-- Begin --

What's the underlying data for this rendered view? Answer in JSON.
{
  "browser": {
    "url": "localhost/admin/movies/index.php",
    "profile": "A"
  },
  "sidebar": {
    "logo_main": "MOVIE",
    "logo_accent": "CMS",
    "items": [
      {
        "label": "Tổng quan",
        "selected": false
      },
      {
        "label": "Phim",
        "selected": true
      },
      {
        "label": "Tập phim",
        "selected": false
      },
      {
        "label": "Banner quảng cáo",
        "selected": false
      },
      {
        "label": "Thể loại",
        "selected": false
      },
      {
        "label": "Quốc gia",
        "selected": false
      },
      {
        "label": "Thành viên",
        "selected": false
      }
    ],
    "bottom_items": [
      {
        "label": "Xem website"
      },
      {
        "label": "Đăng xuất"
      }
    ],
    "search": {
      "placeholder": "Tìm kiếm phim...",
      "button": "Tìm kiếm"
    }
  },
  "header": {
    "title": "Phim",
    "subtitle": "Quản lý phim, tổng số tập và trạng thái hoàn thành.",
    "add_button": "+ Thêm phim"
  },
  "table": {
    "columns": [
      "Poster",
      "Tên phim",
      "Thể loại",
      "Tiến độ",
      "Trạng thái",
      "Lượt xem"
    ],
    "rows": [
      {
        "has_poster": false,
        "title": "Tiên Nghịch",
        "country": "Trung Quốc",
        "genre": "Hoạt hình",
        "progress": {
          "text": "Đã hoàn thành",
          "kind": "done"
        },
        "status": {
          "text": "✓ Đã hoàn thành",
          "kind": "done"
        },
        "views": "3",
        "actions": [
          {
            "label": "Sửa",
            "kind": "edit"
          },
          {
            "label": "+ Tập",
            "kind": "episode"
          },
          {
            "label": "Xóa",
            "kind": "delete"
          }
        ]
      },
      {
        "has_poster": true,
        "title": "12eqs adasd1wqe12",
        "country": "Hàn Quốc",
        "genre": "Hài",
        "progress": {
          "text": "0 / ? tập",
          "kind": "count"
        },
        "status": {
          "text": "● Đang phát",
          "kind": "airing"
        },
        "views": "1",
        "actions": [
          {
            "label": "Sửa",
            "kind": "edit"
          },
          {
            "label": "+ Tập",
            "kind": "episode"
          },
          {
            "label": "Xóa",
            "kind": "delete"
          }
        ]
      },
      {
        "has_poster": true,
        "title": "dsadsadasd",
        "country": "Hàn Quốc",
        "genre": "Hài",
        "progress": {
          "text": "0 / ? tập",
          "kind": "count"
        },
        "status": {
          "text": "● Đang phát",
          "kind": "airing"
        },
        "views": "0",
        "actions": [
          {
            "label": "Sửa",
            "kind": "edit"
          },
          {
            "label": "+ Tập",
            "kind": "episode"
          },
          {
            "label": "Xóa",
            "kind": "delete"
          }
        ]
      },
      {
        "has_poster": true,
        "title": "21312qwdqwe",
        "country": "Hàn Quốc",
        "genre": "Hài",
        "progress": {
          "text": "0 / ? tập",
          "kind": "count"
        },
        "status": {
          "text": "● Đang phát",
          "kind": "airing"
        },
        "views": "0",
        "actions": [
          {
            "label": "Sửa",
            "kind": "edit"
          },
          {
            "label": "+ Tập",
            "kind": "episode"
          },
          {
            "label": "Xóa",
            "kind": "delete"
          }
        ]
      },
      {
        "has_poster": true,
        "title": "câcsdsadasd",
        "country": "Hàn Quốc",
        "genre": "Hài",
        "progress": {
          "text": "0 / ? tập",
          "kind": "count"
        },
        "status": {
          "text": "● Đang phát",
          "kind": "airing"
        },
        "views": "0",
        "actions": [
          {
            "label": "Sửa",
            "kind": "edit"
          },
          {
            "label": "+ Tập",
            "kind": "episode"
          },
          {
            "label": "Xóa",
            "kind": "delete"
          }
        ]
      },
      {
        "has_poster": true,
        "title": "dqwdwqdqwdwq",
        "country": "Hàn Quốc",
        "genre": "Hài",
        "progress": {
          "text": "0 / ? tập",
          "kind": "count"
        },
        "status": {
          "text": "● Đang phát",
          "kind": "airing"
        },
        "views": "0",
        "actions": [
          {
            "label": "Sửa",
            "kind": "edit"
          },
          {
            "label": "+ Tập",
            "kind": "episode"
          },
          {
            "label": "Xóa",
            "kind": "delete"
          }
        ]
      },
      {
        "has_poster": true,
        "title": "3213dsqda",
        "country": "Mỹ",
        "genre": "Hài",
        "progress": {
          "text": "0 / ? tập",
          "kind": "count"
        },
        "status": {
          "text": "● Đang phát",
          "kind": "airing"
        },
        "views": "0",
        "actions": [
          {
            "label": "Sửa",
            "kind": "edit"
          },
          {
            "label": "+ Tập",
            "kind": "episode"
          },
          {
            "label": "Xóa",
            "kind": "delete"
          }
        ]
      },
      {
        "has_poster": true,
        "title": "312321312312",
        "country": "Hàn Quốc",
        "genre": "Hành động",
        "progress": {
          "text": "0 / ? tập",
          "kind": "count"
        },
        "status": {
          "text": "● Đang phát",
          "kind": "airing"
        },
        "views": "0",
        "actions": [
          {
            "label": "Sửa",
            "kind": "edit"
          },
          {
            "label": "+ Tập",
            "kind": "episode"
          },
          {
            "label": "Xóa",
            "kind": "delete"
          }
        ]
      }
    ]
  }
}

-- End --

Your instructions –
Your task is to reproduce the whole listing exactly.

Task output –
What's the underlying data for this rendered view? Answer in JSON.
{
  "browser": {
    "url": "localhost/admin/movies/index.php",
    "profile": "A"
  },
  "sidebar": {
    "logo_main": "MOVIE",
    "logo_accent": "CMS",
    "items": [
      {
        "label": "Tổng quan",
        "selected": false
      },
      {
        "label": "Phim",
        "selected": true
      },
      {
        "label": "Tập phim",
        "selected": false
      },
      {
        "label": "Banner quảng cáo",
        "selected": false
      },
      {
        "label": "Thể loại",
        "selected": false
      },
      {
        "label": "Quốc gia",
        "selected": false
      },
      {
        "label": "Thành viên",
        "selected": false
      }
    ],
    "bottom_items": [
      {
        "label": "Xem website"
      },
      {
        "label": "Đăng xuất"
      }
    ],
    "search": {
      "placeholder": "Tìm kiếm phim...",
      "button": "Tìm kiếm"
    }
  },
  "header": {
    "title": "Phim",
    "subtitle": "Quản lý phim, tổng số tập và trạng thái hoàn thành.",
    "add_button": "+ Thêm phim"
  },
  "table": {
    "columns": [
      "Poster",
      "Tên phim",
      "Thể loại",
      "Tiến độ",
      "Trạng thái",
      "Lượt xem"
    ],
    "rows": [
      {
        "has_poster": false,
        "title": "Tiên Nghịch",
        "country": "Trung Quốc",
        "genre": "Hoạt hình",
        "progress": {
          "text": "Đã hoàn thành",
          "kind": "done"
        },
        "status": {
          "text": "✓ Đã hoàn thành",
          "kind": "done"
        },
        "views": "3",
        "actions": [
          {
            "label": "Sửa",
            "kind": "edit"
          },
          {
            "label": "+ Tập",
            "kind": "episode"
          },
          {
            "label": "Xóa",
            "kind": "delete"
          }
        ]
      },
      {
        "has_poster": true,
        "title": "12eqs adasd1wqe12",
        "country": "Hàn Quốc",
        "genre": "Hài",
        "progress": {
          "text": "0 / ? tập",
          "kind": "count"
        },
        "status": {
          "text": "● Đang phát",
          "kind": "airing"
        },
        "views": "1",
        "actions": [
          {
            "label": "Sửa",
            "kind": "edit"
          },
          {
            "label": "+ Tập",
            "kind": "episode"
          },
          {
            "label": "Xóa",
            "kind": "delete"
          }
        ]
      },
      {
        "has_poster": true,
        "title": "dsadsadasd",
        "country": "Hàn Quốc",
        "genre": "Hài",
        "progress": {
          "text": "0 / ? tập",
          "kind": "count"
        },
        "status": {
          "text": "● Đang phát",
          "kind": "airing"
        },
        "views": "0",
        "actions": [
          {
            "label": "Sửa",
            "kind": "edit"
          },
          {
            "label": "+ Tập",
            "kind": "episode"
          },
          {
            "label": "Xóa",
            "kind": "delete"
          }
        ]
      },
      {
        "has_poster": true,
        "title": "21312qwdqwe",
        "country": "Hàn Quốc",
        "genre": "Hài",
        "progress": {
          "text": "0 / ? tập",
          "kind": "count"
        },
        "status": {
          "text": "● Đang phát",
          "kind": "airing"
        },
        "views": "0",
        "actions": [
          {
            "label": "Sửa",
            "kind": "edit"
          },
          {
            "label": "+ Tập",
            "kind": "episode"
          },
          {
            "label": "Xóa",
            "kind": "delete"
          }
        ]
      },
      {
        "has_poster": true,
        "title": "câcsdsadasd",
        "country": "Hàn Quốc",
        "genre": "Hài",
        "progress": {
          "text": "0 / ? tập",
          "kind": "count"
        },
        "status": {
          "text": "● Đang phát",
          "kind": "airing"
        },
        "views": "0",
        "actions": [
          {
            "label": "Sửa",
            "kind": "edit"
          },
          {
            "label": "+ Tập",
            "kind": "episode"
          },
          {
            "label": "Xóa",
            "kind": "delete"
          }
        ]
      },
      {
        "has_poster": true,
        "title": "dqwdwqdqwdwq",
        "country": "Hàn Quốc",
        "genre": "Hài",
        "progress": {
          "text": "0 / ? tập",
          "kind": "count"
        },
        "status": {
          "text": "● Đang phát",
          "kind": "airing"
        },
        "views": "0",
        "actions": [
          {
            "label": "Sửa",
            "kind": "edit"
          },
          {
            "label": "+ Tập",
            "kind": "episode"
          },
          {
            "label": "Xóa",
            "kind": "delete"
          }
        ]
      },
      {
        "has_poster": true,
        "title": "3213dsqda",
        "country": "Mỹ",
        "genre": "Hài",
        "progress": {
          "text": "0 / ? tập",
          "kind": "count"
        },
        "status": {
          "text": "● Đang phát",
          "kind": "airing"
        },
        "views": "0",
        "actions": [
          {
            "label": "Sửa",
            "kind": "edit"
          },
          {
            "label": "+ Tập",
            "kind": "episode"
          },
          {
            "label": "Xóa",
            "kind": "delete"
          }
        ]
      },
      {
        "has_poster": true,
        "title": "312321312312",
        "country": "Hàn Quốc",
        "genre": "Hành động",
        "progress": {
          "text": "0 / ? tập",
          "kind": "count"
        },
        "status": {
          "text": "● Đang phát",
          "kind": "airing"
        },
        "views": "0",
        "actions": [
          {
            "label": "Sửa",
            "kind": "edit"
          },
          {
            "label": "+ Tập",
            "kind": "episode"
          },
          {
            "label": "Xóa",
            "kind": "delete"
          }
        ]
      }
    ]
  }
}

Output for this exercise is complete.